## Instructions for the task
Copy out every line that contains the word "Assisted".

Collection entries
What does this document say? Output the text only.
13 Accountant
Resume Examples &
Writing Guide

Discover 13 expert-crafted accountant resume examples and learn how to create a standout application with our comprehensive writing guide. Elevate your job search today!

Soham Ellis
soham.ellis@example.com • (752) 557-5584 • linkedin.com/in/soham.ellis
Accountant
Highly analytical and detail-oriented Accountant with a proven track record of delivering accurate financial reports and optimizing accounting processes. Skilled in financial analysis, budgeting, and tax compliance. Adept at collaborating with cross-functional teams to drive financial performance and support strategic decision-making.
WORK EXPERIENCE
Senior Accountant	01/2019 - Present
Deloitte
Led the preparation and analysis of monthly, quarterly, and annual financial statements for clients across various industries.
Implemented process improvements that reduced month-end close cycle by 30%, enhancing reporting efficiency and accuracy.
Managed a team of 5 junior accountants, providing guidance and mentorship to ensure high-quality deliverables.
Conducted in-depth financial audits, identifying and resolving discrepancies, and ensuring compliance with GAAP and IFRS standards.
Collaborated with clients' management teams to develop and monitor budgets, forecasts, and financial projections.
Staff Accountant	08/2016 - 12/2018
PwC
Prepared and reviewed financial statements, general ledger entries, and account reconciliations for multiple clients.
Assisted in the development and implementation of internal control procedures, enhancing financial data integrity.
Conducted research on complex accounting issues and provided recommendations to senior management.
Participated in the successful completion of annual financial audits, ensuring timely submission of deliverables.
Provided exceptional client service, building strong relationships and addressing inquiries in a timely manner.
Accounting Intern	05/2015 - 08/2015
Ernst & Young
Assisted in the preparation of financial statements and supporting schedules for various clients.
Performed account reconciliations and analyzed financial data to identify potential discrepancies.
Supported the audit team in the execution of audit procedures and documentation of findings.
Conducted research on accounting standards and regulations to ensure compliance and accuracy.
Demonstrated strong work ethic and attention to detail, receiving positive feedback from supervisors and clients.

## Solved problem
Assisted in the development and implementation of internal control procedures, enhancing financial data integrity.
Assisted in the preparation of financial statements and supporting schedules for various clients.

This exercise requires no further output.